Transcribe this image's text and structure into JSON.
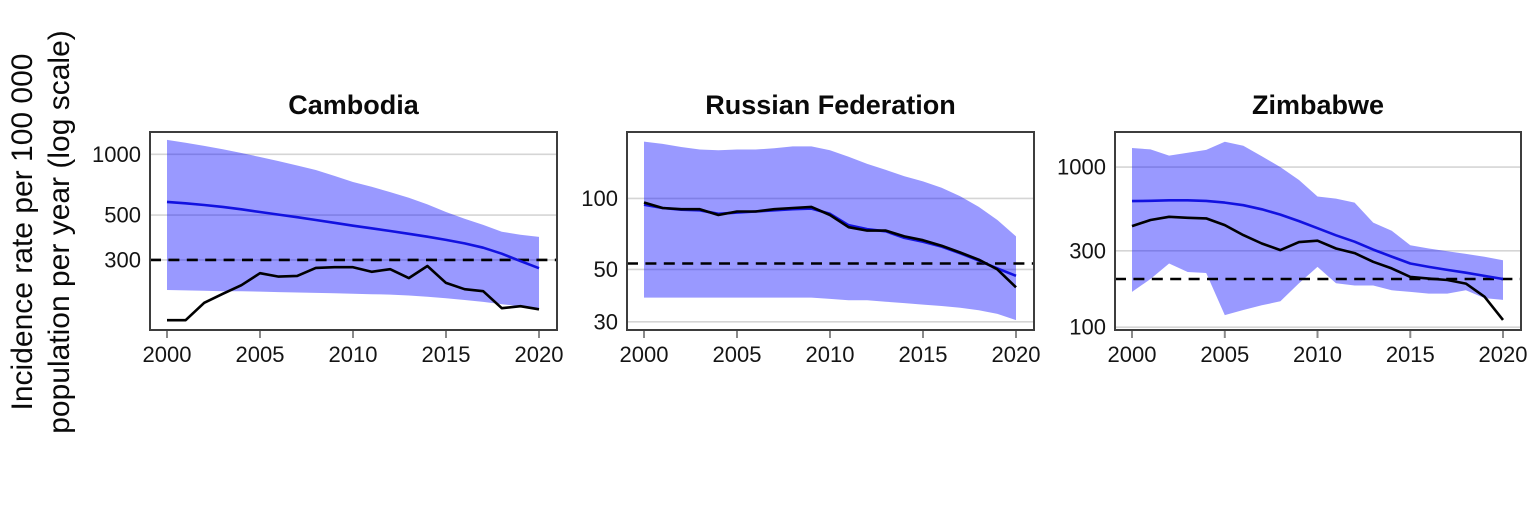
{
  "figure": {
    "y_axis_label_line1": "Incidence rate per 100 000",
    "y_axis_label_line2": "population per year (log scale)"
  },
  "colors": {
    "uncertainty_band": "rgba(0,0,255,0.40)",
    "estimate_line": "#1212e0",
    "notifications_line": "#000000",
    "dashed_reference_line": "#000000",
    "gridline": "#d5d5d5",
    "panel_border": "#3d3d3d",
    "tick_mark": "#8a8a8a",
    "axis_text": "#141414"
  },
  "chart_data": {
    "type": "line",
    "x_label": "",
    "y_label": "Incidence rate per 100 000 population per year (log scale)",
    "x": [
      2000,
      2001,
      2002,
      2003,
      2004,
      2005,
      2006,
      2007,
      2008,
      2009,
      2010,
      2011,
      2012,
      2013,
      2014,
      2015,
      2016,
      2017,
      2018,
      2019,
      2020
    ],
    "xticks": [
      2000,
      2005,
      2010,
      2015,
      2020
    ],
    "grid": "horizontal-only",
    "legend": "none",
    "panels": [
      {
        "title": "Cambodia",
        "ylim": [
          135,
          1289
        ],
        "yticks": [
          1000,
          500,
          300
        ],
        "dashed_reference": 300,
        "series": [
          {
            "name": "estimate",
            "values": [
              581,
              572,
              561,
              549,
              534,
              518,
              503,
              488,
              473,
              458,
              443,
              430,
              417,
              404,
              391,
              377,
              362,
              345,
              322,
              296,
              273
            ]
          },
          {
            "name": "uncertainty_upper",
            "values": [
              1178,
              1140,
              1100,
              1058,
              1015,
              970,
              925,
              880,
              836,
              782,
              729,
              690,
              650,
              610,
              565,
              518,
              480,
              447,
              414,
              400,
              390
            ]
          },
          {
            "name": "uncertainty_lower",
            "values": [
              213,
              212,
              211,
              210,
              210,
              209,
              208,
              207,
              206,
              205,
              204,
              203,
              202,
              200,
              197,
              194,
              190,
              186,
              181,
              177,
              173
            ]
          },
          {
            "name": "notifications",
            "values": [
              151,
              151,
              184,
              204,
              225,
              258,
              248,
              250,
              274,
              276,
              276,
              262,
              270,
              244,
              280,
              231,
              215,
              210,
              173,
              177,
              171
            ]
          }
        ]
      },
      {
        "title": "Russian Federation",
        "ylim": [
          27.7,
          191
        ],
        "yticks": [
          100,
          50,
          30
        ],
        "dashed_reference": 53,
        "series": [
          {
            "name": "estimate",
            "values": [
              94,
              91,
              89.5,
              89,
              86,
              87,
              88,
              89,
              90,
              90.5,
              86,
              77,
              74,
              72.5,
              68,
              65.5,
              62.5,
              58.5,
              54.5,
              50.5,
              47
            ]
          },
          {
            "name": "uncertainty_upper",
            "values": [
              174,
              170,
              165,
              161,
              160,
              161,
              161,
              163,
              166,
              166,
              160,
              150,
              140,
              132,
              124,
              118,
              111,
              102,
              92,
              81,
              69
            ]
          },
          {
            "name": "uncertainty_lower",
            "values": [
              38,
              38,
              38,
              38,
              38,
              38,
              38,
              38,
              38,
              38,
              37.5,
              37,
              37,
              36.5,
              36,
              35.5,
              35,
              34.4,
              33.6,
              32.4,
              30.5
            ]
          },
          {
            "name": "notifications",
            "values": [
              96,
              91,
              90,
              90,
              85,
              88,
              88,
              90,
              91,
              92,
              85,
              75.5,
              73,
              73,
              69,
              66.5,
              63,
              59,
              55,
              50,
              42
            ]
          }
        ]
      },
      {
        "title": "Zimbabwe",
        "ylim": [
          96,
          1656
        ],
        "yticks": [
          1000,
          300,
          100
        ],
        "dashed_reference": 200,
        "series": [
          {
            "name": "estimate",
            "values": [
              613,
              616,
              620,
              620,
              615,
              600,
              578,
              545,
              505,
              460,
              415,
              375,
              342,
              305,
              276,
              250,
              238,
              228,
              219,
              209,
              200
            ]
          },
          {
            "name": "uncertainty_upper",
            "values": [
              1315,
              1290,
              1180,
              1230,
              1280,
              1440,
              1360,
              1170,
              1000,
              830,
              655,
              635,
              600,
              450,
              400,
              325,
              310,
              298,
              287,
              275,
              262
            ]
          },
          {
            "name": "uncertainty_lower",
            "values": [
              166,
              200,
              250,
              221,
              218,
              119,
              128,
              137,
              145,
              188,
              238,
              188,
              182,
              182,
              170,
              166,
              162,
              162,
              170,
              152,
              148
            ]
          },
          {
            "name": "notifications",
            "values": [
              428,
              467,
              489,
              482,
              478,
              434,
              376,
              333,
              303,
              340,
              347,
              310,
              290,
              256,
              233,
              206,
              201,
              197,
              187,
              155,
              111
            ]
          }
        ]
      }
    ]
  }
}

• [Required task]:
Pictures don't belong in the copy. Transcribe every record exactly as it appears.

• [Complete answer]:
Transcribe this image's text and structure into JSON.
{
  "figure": {
    "y_axis_label_line1": "Incidence rate per 100 000",
    "y_axis_label_line2": "population per year (log scale)"
  },
  "colors": {
    "uncertainty_band": "rgba(0,0,255,0.40)",
    "estimate_line": "#1212e0",
    "notifications_line": "#000000",
    "dashed_reference_line": "#000000",
    "gridline": "#d5d5d5",
    "panel_border": "#3d3d3d",
    "tick_mark": "#8a8a8a",
    "axis_text": "#141414"
  },
  "chart_data": {
    "type": "line",
    "x_label": "",
    "y_label": "Incidence rate per 100 000 population per year (log scale)",
    "x": [
      2000,
      2001,
      2002,
      2003,
      2004,
      2005,
      2006,
      2007,
      2008,
      2009,
      2010,
      2011,
      2012,
      2013,
      2014,
      2015,
      2016,
      2017,
      2018,
      2019,
      2020
    ],
    "xticks": [
      2000,
      2005,
      2010,
      2015,
      2020
    ],
    "grid": "horizontal-only",
    "legend": "none",
    "panels": [
      {
        "title": "Cambodia",
        "ylim": [
          135,
          1289
        ],
        "yticks": [
          1000,
          500,
          300
        ],
        "dashed_reference": 300,
        "series": [
          {
            "name": "estimate",
            "values": [
              581,
              572,
              561,
              549,
              534,
              518,
              503,
              488,
              473,
              458,
              443,
              430,
              417,
              404,
              391,
              377,
              362,
              345,
              322,
              296,
              273
            ]
          },
          {
            "name": "uncertainty_upper",
            "values": [
              1178,
              1140,
              1100,
              1058,
              1015,
              970,
              925,
              880,
              836,
              782,
              729,
              690,
              650,
              610,
              565,
              518,
              480,
              447,
              414,
              400,
              390
            ]
          },
          {
            "name": "uncertainty_lower",
            "values": [
              213,
              212,
              211,
              210,
              210,
              209,
              208,
              207,
              206,
              205,
              204,
              203,
              202,
              200,
              197,
              194,
              190,
              186,
              181,
              177,
              173
            ]
          },
          {
            "name": "notifications",
            "values": [
              151,
              151,
              184,
              204,
              225,
              258,
              248,
              250,
              274,
              276,
              276,
              262,
              270,
              244,
              280,
              231,
              215,
              210,
              173,
              177,
              171
            ]
          }
        ]
      },
      {
        "title": "Russian Federation",
        "ylim": [
          27.7,
          191
        ],
        "yticks": [
          100,
          50,
          30
        ],
        "dashed_reference": 53,
        "series": [
          {
            "name": "estimate",
            "values": [
              94,
              91,
              89.5,
              89,
              86,
              87,
              88,
              89,
              90,
              90.5,
              86,
              77,
              74,
              72.5,
              68,
              65.5,
              62.5,
              58.5,
              54.5,
              50.5,
              47
            ]
          },
          {
            "name": "uncertainty_upper",
            "values": [
              174,
              170,
              165,
              161,
              160,
              161,
              161,
              163,
              166,
              166,
              160,
              150,
              140,
              132,
              124,
              118,
              111,
              102,
              92,
              81,
              69
            ]
          },
          {
            "name": "uncertainty_lower",
            "values": [
              38,
              38,
              38,
              38,
              38,
              38,
              38,
              38,
              38,
              38,
              37.5,
              37,
              37,
              36.5,
              36,
              35.5,
              35,
              34.4,
              33.6,
              32.4,
              30.5
            ]
          },
          {
            "name": "notifications",
            "values": [
              96,
              91,
              90,
              90,
              85,
              88,
              88,
              90,
              91,
              92,
              85,
              75.5,
              73,
              73,
              69,
              66.5,
              63,
              59,
              55,
              50,
              42
            ]
          }
        ]
      },
      {
        "title": "Zimbabwe",
        "ylim": [
          96,
          1656
        ],
        "yticks": [
          1000,
          300,
          100
        ],
        "dashed_reference": 200,
        "series": [
          {
            "name": "estimate",
            "values": [
              613,
              616,
              620,
              620,
              615,
              600,
              578,
              545,
              505,
              460,
              415,
              375,
              342,
              305,
              276,
              250,
              238,
              228,
              219,
              209,
              200
            ]
          },
          {
            "name": "uncertainty_upper",
            "values": [
              1315,
              1290,
              1180,
              1230,
              1280,
              1440,
              1360,
              1170,
              1000,
              830,
              655,
              635,
              600,
              450,
              400,
              325,
              310,
              298,
              287,
              275,
              262
            ]
          },
          {
            "name": "uncertainty_lower",
            "values": [
              166,
              200,
              250,
              221,
              218,
              119,
              128,
              137,
              145,
              188,
              238,
              188,
              182,
              182,
              170,
              166,
              162,
              162,
              170,
              152,
              148
            ]
          },
          {
            "name": "notifications",
            "values": [
              428,
              467,
              489,
              482,
              478,
              434,
              376,
              333,
              303,
              340,
              347,
              310,
              290,
              256,
              233,
              206,
              201,
              197,
              187,
              155,
              111
            ]
          }
        ]
      }
    ]
  }
}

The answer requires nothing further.